*Challenge:* Output the records exactly. Include every line.

*Dataset records:*
###

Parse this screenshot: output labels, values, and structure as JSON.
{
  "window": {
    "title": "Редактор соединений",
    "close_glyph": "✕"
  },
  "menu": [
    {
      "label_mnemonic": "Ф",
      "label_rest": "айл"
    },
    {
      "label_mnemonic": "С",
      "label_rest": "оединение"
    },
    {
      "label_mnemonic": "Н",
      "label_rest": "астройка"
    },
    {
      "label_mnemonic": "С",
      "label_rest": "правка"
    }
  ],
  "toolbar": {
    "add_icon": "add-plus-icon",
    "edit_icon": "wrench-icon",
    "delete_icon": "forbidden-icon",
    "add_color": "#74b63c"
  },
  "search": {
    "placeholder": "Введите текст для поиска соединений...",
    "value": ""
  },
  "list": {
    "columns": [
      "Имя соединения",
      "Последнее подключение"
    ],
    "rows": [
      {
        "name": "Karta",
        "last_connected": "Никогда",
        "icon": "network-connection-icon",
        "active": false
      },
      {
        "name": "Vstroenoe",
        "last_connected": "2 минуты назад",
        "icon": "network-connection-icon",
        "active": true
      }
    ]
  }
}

###

*Full output:*
Parse this screenshot: output labels, values, and structure as JSON.
{
  "window": {
    "title": "Редактор соединений",
    "close_glyph": "✕"
  },
  "menu": [
    {
      "label_mnemonic": "Ф",
      "label_rest": "айл"
    },
    {
      "label_mnemonic": "С",
      "label_rest": "оединение"
    },
    {
      "label_mnemonic": "Н",
      "label_rest": "астройка"
    },
    {
      "label_mnemonic": "С",
      "label_rest": "правка"
    }
  ],
  "toolbar": {
    "add_icon": "add-plus-icon",
    "edit_icon": "wrench-icon",
    "delete_icon": "forbidden-icon",
    "add_color": "#74b63c"
  },
  "search": {
    "placeholder": "Введите текст для поиска соединений...",
    "value": ""
  },
  "list": {
    "columns": [
      "Имя соединения",
      "Последнее подключение"
    ],
    "rows": [
      {
        "name": "Karta",
        "last_connected": "Никогда",
        "icon": "network-connection-icon",
        "active": false
      },
      {
        "name": "Vstroenoe",
        "last_connected": "2 минуты назад",
        "icon": "network-connection-icon",
        "active": true
      }
    ]
  }
}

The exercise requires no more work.